-- BEGIN Provided records --
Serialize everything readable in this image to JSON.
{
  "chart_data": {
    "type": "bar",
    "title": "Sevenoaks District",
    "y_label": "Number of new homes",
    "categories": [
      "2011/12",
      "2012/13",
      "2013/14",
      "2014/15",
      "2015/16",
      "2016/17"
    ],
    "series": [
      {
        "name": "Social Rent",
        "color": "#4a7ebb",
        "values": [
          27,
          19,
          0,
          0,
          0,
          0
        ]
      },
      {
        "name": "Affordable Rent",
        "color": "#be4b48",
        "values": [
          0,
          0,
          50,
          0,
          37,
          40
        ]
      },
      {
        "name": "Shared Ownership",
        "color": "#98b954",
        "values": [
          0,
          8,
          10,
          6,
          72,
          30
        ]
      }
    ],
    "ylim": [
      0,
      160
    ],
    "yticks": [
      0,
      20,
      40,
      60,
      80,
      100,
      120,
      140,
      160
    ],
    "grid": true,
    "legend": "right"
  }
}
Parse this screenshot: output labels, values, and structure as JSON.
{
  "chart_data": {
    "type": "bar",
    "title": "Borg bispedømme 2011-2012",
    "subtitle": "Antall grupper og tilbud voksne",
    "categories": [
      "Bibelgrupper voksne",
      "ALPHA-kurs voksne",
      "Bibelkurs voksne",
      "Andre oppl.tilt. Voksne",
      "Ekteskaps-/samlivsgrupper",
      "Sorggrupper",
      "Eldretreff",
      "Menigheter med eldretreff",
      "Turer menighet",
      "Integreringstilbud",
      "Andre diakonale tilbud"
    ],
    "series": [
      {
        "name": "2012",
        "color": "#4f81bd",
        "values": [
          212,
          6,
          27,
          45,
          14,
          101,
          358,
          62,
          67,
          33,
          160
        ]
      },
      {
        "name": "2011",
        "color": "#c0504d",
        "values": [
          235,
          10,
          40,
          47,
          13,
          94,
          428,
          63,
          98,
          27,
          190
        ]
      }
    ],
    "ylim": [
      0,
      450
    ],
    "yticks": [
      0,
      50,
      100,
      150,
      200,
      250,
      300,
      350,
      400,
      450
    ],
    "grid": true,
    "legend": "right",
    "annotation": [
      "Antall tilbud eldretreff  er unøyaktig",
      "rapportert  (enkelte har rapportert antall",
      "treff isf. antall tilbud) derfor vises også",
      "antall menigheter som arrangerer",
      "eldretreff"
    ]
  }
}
-- END Provided records --
**Stated problem**
Copy out the whole listing, exactly as written.

**Output of the task**
Serialize everything readable in this image to JSON.
{
  "chart_data": {
    "type": "bar",
    "title": "Sevenoaks District",
    "y_label": "Number of new homes",
    "categories": [
      "2011/12",
      "2012/13",
      "2013/14",
      "2014/15",
      "2015/16",
      "2016/17"
    ],
    "series": [
      {
        "name": "Social Rent",
        "color": "#4a7ebb",
        "values": [
          27,
          19,
          0,
          0,
          0,
          0
        ]
      },
      {
        "name": "Affordable Rent",
        "color": "#be4b48",
        "values": [
          0,
          0,
          50,
          0,
          37,
          40
        ]
      },
      {
        "name": "Shared Ownership",
        "color": "#98b954",
        "values": [
          0,
          8,
          10,
          6,
          72,
          30
        ]
      }
    ],
    "ylim": [
      0,
      160
    ],
    "yticks": [
      0,
      20,
      40,
      60,
      80,
      100,
      120,
      140,
      160
    ],
    "grid": true,
    "legend": "right"
  }
}
Parse this screenshot: output labels, values, and structure as JSON.
{
  "chart_data": {
    "type": "bar",
    "title": "Borg bispedømme 2011-2012",
    "subtitle": "Antall grupper og tilbud voksne",
    "categories": [
      "Bibelgrupper voksne",
      "ALPHA-kurs voksne",
      "Bibelkurs voksne",
      "Andre oppl.tilt. Voksne",
      "Ekteskaps-/samlivsgrupper",
      "Sorggrupper",
      "Eldretreff",
      "Menigheter med eldretreff",
      "Turer menighet",
      "Integreringstilbud",
      "Andre diakonale tilbud"
    ],
    "series": [
      {
        "name": "2012",
        "color": "#4f81bd",
        "values": [
          212,
          6,
          27,
          45,
          14,
          101,
          358,
          62,
          67,
          33,
          160
        ]
      },
      {
        "name": "2011",
        "color": "#c0504d",
        "values": [
          235,
          10,
          40,
          47,
          13,
          94,
          428,
          63,
          98,
          27,
          190
        ]
      }
    ],
    "ylim": [
      0,
      450
    ],
    "yticks": [
      0,
      50,
      100,
      150,
      200,
      250,
      300,
      350,
      400,
      450
    ],
    "grid": true,
    "legend": "right",
    "annotation": [
      "Antall tilbud eldretreff  er unøyaktig",
      "rapportert  (enkelte har rapportert antall",
      "treff isf. antall tilbud) derfor vises også",
      "antall menigheter som arrangerer",
      "eldretreff"
    ]
  }
}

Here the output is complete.